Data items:
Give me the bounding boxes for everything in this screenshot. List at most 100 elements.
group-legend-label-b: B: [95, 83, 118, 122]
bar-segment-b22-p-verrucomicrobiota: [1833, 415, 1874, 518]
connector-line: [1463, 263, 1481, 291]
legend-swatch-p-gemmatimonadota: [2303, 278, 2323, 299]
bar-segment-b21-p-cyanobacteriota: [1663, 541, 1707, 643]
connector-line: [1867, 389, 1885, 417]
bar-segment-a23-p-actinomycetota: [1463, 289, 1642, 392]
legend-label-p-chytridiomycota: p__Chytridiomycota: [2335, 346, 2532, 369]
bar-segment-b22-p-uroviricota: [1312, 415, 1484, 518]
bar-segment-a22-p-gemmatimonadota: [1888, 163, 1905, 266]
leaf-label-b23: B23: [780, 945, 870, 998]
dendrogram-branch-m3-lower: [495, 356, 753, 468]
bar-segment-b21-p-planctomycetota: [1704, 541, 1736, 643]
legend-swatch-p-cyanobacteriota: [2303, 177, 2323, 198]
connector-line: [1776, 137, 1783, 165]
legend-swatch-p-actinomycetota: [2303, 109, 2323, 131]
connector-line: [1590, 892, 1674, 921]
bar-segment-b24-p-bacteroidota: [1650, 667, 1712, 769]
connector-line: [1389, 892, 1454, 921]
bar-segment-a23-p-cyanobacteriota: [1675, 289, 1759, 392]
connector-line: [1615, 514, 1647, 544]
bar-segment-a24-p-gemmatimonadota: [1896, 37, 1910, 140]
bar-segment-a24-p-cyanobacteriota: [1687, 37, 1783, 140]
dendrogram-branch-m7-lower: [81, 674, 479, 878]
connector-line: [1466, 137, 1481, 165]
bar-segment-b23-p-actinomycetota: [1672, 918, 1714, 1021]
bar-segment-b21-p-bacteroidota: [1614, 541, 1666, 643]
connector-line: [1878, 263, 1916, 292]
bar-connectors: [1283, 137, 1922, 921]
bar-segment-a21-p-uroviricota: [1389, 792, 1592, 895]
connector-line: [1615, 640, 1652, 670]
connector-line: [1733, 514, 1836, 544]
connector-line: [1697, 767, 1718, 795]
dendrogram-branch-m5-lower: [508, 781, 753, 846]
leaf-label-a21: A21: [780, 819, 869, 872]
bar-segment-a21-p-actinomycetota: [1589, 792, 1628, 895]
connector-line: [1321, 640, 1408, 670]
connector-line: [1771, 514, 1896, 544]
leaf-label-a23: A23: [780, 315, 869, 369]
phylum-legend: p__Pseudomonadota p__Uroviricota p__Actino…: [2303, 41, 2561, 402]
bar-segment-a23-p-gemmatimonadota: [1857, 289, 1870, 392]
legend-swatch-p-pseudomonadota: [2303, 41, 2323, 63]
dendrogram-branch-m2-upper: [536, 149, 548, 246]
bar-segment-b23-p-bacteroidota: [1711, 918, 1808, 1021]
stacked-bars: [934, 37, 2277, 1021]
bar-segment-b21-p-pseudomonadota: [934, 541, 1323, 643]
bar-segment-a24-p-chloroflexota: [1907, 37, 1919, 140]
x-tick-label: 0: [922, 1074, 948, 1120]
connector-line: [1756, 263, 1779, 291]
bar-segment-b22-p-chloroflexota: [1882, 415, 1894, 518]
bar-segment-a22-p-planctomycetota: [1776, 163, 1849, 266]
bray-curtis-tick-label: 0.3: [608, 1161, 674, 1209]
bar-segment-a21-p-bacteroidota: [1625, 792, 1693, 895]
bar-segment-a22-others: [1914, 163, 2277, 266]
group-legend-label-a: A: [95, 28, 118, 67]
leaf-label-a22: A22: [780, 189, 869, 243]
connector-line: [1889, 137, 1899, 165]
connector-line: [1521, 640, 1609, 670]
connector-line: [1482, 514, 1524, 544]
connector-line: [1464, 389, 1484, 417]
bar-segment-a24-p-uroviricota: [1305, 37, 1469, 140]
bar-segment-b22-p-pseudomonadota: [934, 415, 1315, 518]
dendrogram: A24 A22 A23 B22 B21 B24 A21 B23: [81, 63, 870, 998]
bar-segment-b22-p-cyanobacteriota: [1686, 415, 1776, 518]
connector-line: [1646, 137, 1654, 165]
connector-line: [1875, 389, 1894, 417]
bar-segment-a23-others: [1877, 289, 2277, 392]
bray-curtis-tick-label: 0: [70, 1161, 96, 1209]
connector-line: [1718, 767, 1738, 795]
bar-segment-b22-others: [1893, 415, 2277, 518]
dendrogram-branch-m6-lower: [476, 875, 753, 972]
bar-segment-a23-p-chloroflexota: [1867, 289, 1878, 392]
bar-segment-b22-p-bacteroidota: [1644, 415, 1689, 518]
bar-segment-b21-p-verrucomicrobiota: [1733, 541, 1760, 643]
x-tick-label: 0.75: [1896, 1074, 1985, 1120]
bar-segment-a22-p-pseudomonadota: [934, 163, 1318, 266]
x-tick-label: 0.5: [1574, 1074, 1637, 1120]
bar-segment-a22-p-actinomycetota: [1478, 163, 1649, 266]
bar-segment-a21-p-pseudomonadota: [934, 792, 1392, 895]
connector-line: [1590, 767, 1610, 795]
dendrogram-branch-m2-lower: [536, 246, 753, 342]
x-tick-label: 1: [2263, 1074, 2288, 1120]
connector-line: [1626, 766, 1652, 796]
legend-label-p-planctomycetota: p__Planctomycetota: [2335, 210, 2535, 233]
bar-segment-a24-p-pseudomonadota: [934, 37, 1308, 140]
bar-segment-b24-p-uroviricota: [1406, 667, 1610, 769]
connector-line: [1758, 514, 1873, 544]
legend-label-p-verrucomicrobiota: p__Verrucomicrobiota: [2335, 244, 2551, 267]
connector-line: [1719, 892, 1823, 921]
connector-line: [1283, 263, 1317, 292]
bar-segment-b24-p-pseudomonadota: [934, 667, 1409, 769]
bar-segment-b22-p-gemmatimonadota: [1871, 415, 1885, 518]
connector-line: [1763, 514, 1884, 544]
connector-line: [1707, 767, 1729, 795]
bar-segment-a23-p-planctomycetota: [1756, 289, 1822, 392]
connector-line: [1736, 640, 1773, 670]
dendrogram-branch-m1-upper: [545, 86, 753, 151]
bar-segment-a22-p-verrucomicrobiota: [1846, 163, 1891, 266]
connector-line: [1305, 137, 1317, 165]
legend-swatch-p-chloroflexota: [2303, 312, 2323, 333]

Activity
What you return must match the data line for line.

Result
Give me the bounding boxes for everything in this screenshot. List at most 100 elements.
group-legend-label-b: B: [95, 83, 118, 122]
bar-segment-b22-p-verrucomicrobiota: [1833, 415, 1874, 518]
connector-line: [1463, 263, 1481, 291]
legend-swatch-p-gemmatimonadota: [2303, 278, 2323, 299]
bar-segment-b21-p-cyanobacteriota: [1663, 541, 1707, 643]
connector-line: [1867, 389, 1885, 417]
bar-segment-a23-p-actinomycetota: [1463, 289, 1642, 392]
legend-label-p-chytridiomycota: p__Chytridiomycota: [2335, 346, 2532, 369]
bar-segment-b22-p-uroviricota: [1312, 415, 1484, 518]
bar-segment-a22-p-gemmatimonadota: [1888, 163, 1905, 266]
leaf-label-b23: B23: [780, 945, 870, 998]
dendrogram-branch-m3-lower: [495, 356, 753, 468]
bar-segment-b21-p-planctomycetota: [1704, 541, 1736, 643]
legend-swatch-p-cyanobacteriota: [2303, 177, 2323, 198]
connector-line: [1776, 137, 1783, 165]
legend-swatch-p-actinomycetota: [2303, 109, 2323, 131]
connector-line: [1590, 892, 1674, 921]
bar-segment-b24-p-bacteroidota: [1650, 667, 1712, 769]
connector-line: [1389, 892, 1454, 921]
bar-segment-a23-p-cyanobacteriota: [1675, 289, 1759, 392]
connector-line: [1615, 514, 1647, 544]
bar-segment-a24-p-gemmatimonadota: [1896, 37, 1910, 140]
bar-segment-a24-p-cyanobacteriota: [1687, 37, 1783, 140]
dendrogram-branch-m7-lower: [81, 674, 479, 878]
connector-line: [1466, 137, 1481, 165]
bar-segment-b23-p-actinomycetota: [1672, 918, 1714, 1021]
bar-segment-b21-p-bacteroidota: [1614, 541, 1666, 643]
connector-line: [1878, 263, 1916, 292]
bar-connectors: [1283, 137, 1922, 921]
bar-segment-a21-p-uroviricota: [1389, 792, 1592, 895]
connector-line: [1615, 640, 1652, 670]
connector-line: [1733, 514, 1836, 544]
connector-line: [1697, 767, 1718, 795]
dendrogram-branch-m5-lower: [508, 781, 753, 846]
leaf-label-a21: A21: [780, 819, 869, 872]
bar-segment-a21-p-actinomycetota: [1589, 792, 1628, 895]
connector-line: [1321, 640, 1408, 670]
connector-line: [1771, 514, 1896, 544]
leaf-label-a23: A23: [780, 315, 869, 369]
phylum-legend: p__Pseudomonadota p__Uroviricota p__Actino…: [2303, 41, 2561, 402]
bar-segment-a23-p-gemmatimonadota: [1857, 289, 1870, 392]
legend-swatch-p-pseudomonadota: [2303, 41, 2323, 63]
dendrogram-branch-m2-upper: [536, 149, 548, 246]
bar-segment-b23-p-bacteroidota: [1711, 918, 1808, 1021]
stacked-bars: [934, 37, 2277, 1021]
bar-segment-b21-p-pseudomonadota: [934, 541, 1323, 643]
bar-segment-a24-p-chloroflexota: [1907, 37, 1919, 140]
x-tick-label: 0: [922, 1074, 948, 1120]
connector-line: [1756, 263, 1779, 291]
bar-segment-b22-p-chloroflexota: [1882, 415, 1894, 518]
bar-segment-a22-p-planctomycetota: [1776, 163, 1849, 266]
bray-curtis-tick-label: 0.3: [608, 1161, 674, 1209]
bar-segment-a21-p-bacteroidota: [1625, 792, 1693, 895]
bar-segment-a22-others: [1914, 163, 2277, 266]
group-legend-label-a: A: [95, 28, 118, 67]
leaf-label-a22: A22: [780, 189, 869, 243]
connector-line: [1889, 137, 1899, 165]
connector-line: [1521, 640, 1609, 670]
connector-line: [1482, 514, 1524, 544]
connector-line: [1464, 389, 1484, 417]
bar-segment-a24-p-uroviricota: [1305, 37, 1469, 140]
bar-segment-b22-p-pseudomonadota: [934, 415, 1315, 518]
dendrogram: A24 A22 A23 B22 B21 B24 A21 B23: [81, 63, 870, 998]
bar-segment-b22-p-cyanobacteriota: [1686, 415, 1776, 518]
connector-line: [1646, 137, 1654, 165]
connector-line: [1875, 389, 1894, 417]
bar-segment-a23-others: [1877, 289, 2277, 392]
bray-curtis-tick-label: 0: [70, 1161, 96, 1209]
connector-line: [1718, 767, 1738, 795]
bar-segment-b22-others: [1893, 415, 2277, 518]
dendrogram-branch-m6-lower: [476, 875, 753, 972]
bar-segment-a23-p-chloroflexota: [1867, 289, 1878, 392]
bar-segment-b22-p-bacteroidota: [1644, 415, 1689, 518]
bar-segment-b21-p-verrucomicrobiota: [1733, 541, 1760, 643]
x-tick-label: 0.75: [1896, 1074, 1985, 1120]
bar-segment-a22-p-pseudomonadota: [934, 163, 1318, 266]
x-tick-label: 0.5: [1574, 1074, 1637, 1120]
bar-segment-a22-p-actinomycetota: [1478, 163, 1649, 266]
bar-segment-a21-p-pseudomonadota: [934, 792, 1392, 895]
connector-line: [1590, 767, 1610, 795]
dendrogram-branch-m2-lower: [536, 246, 753, 342]
x-tick-label: 1: [2263, 1074, 2288, 1120]
connector-line: [1626, 766, 1652, 796]
legend-label-p-planctomycetota: p__Planctomycetota: [2335, 210, 2535, 233]
bar-segment-a24-p-pseudomonadota: [934, 37, 1308, 140]
bar-segment-b24-p-uroviricota: [1406, 667, 1610, 769]
connector-line: [1758, 514, 1873, 544]
legend-label-p-verrucomicrobiota: p__Verrucomicrobiota: [2335, 244, 2551, 267]
connector-line: [1719, 892, 1823, 921]
connector-line: [1283, 263, 1317, 292]
bar-segment-b24-p-pseudomonadota: [934, 667, 1409, 769]
bar-segment-b22-p-gemmatimonadota: [1871, 415, 1885, 518]
connector-line: [1763, 514, 1884, 544]
connector-line: [1707, 767, 1729, 795]
bar-segment-a23-p-planctomycetota: [1756, 289, 1822, 392]
connector-line: [1736, 640, 1773, 670]
dendrogram-branch-m1-upper: [545, 86, 753, 151]
bar-segment-a22-p-verrucomicrobiota: [1846, 163, 1891, 266]
connector-line: [1305, 137, 1317, 165]
legend-swatch-p-chloroflexota: [2303, 312, 2323, 333]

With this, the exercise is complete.